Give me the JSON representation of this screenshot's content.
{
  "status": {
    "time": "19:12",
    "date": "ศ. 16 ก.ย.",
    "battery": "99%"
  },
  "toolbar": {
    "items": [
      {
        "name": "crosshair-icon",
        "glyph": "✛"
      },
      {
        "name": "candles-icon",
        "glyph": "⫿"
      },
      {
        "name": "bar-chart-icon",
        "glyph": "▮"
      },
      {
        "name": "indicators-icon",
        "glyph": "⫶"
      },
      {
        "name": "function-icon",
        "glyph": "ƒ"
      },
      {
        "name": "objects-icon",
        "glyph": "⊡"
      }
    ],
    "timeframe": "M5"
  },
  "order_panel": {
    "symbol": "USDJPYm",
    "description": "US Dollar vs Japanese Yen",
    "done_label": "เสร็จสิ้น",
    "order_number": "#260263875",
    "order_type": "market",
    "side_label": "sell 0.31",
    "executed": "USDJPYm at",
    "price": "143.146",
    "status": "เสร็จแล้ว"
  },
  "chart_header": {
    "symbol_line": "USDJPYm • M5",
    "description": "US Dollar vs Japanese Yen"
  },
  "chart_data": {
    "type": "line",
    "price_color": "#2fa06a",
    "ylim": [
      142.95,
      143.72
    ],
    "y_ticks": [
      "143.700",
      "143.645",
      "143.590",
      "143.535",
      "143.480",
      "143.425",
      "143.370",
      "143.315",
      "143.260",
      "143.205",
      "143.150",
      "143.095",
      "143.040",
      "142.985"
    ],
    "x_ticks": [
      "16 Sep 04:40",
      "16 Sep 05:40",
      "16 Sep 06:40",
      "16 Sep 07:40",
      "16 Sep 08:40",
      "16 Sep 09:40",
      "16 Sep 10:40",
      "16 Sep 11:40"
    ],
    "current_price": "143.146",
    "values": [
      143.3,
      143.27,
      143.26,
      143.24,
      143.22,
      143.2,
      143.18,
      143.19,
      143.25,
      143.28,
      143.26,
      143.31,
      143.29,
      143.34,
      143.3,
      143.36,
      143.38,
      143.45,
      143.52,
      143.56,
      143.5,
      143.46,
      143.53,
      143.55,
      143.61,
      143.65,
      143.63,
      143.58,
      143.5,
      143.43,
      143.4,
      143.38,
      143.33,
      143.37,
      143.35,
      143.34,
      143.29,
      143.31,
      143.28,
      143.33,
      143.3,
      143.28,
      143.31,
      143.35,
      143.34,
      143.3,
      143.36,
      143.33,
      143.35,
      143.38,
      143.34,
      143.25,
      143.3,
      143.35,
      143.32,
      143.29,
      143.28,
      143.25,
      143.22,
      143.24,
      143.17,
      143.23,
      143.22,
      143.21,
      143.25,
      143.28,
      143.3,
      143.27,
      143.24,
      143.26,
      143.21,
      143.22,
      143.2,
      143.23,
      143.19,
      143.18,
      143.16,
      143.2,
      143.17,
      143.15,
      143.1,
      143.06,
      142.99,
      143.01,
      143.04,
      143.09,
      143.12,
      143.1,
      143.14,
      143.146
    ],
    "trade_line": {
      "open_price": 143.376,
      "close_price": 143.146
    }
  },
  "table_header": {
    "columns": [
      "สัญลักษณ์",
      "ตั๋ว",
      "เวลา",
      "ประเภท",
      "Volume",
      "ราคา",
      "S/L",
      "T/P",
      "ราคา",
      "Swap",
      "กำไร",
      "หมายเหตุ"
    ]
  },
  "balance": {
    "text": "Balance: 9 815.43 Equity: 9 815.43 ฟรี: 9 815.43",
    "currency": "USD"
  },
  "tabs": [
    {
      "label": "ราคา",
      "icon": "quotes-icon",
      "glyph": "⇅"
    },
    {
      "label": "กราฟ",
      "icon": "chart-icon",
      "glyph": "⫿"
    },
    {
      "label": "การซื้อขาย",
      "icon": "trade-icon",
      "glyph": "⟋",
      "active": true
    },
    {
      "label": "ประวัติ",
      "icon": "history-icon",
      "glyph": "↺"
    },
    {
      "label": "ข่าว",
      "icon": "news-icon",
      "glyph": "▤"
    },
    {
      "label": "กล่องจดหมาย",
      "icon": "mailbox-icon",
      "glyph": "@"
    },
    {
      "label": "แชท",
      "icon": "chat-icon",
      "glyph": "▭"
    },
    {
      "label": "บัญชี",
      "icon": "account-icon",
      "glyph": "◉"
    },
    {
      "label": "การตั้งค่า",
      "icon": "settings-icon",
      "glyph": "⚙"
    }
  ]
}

WRITTEN REQUEST >> Set all of the entries down again, exactly as they were given.

RESULT OF THIS TASK >>
Give me the JSON representation of this screenshot's content.
{
  "status": {
    "time": "19:12",
    "date": "ศ. 16 ก.ย.",
    "battery": "99%"
  },
  "toolbar": {
    "items": [
      {
        "name": "crosshair-icon",
        "glyph": "✛"
      },
      {
        "name": "candles-icon",
        "glyph": "⫿"
      },
      {
        "name": "bar-chart-icon",
        "glyph": "▮"
      },
      {
        "name": "indicators-icon",
        "glyph": "⫶"
      },
      {
        "name": "function-icon",
        "glyph": "ƒ"
      },
      {
        "name": "objects-icon",
        "glyph": "⊡"
      }
    ],
    "timeframe": "M5"
  },
  "order_panel": {
    "symbol": "USDJPYm",
    "description": "US Dollar vs Japanese Yen",
    "done_label": "เสร็จสิ้น",
    "order_number": "#260263875",
    "order_type": "market",
    "side_label": "sell 0.31",
    "executed": "USDJPYm at",
    "price": "143.146",
    "status": "เสร็จแล้ว"
  },
  "chart_header": {
    "symbol_line": "USDJPYm • M5",
    "description": "US Dollar vs Japanese Yen"
  },
  "chart_data": {
    "type": "line",
    "price_color": "#2fa06a",
    "ylim": [
      142.95,
      143.72
    ],
    "y_ticks": [
      "143.700",
      "143.645",
      "143.590",
      "143.535",
      "143.480",
      "143.425",
      "143.370",
      "143.315",
      "143.260",
      "143.205",
      "143.150",
      "143.095",
      "143.040",
      "142.985"
    ],
    "x_ticks": [
      "16 Sep 04:40",
      "16 Sep 05:40",
      "16 Sep 06:40",
      "16 Sep 07:40",
      "16 Sep 08:40",
      "16 Sep 09:40",
      "16 Sep 10:40",
      "16 Sep 11:40"
    ],
    "current_price": "143.146",
    "values": [
      143.3,
      143.27,
      143.26,
      143.24,
      143.22,
      143.2,
      143.18,
      143.19,
      143.25,
      143.28,
      143.26,
      143.31,
      143.29,
      143.34,
      143.3,
      143.36,
      143.38,
      143.45,
      143.52,
      143.56,
      143.5,
      143.46,
      143.53,
      143.55,
      143.61,
      143.65,
      143.63,
      143.58,
      143.5,
      143.43,
      143.4,
      143.38,
      143.33,
      143.37,
      143.35,
      143.34,
      143.29,
      143.31,
      143.28,
      143.33,
      143.3,
      143.28,
      143.31,
      143.35,
      143.34,
      143.3,
      143.36,
      143.33,
      143.35,
      143.38,
      143.34,
      143.25,
      143.3,
      143.35,
      143.32,
      143.29,
      143.28,
      143.25,
      143.22,
      143.24,
      143.17,
      143.23,
      143.22,
      143.21,
      143.25,
      143.28,
      143.3,
      143.27,
      143.24,
      143.26,
      143.21,
      143.22,
      143.2,
      143.23,
      143.19,
      143.18,
      143.16,
      143.2,
      143.17,
      143.15,
      143.1,
      143.06,
      142.99,
      143.01,
      143.04,
      143.09,
      143.12,
      143.1,
      143.14,
      143.146
    ],
    "trade_line": {
      "open_price": 143.376,
      "close_price": 143.146
    }
  },
  "table_header": {
    "columns": [
      "สัญลักษณ์",
      "ตั๋ว",
      "เวลา",
      "ประเภท",
      "Volume",
      "ราคา",
      "S/L",
      "T/P",
      "ราคา",
      "Swap",
      "กำไร",
      "หมายเหตุ"
    ]
  },
  "balance": {
    "text": "Balance: 9 815.43 Equity: 9 815.43 ฟรี: 9 815.43",
    "currency": "USD"
  },
  "tabs": [
    {
      "label": "ราคา",
      "icon": "quotes-icon",
      "glyph": "⇅"
    },
    {
      "label": "กราฟ",
      "icon": "chart-icon",
      "glyph": "⫿"
    },
    {
      "label": "การซื้อขาย",
      "icon": "trade-icon",
      "glyph": "⟋",
      "active": true
    },
    {
      "label": "ประวัติ",
      "icon": "history-icon",
      "glyph": "↺"
    },
    {
      "label": "ข่าว",
      "icon": "news-icon",
      "glyph": "▤"
    },
    {
      "label": "กล่องจดหมาย",
      "icon": "mailbox-icon",
      "glyph": "@"
    },
    {
      "label": "แชท",
      "icon": "chat-icon",
      "glyph": "▭"
    },
    {
      "label": "บัญชี",
      "icon": "account-icon",
      "glyph": "◉"
    },
    {
      "label": "การตั้งค่า",
      "icon": "settings-icon",
      "glyph": "⚙"
    }
  ]
}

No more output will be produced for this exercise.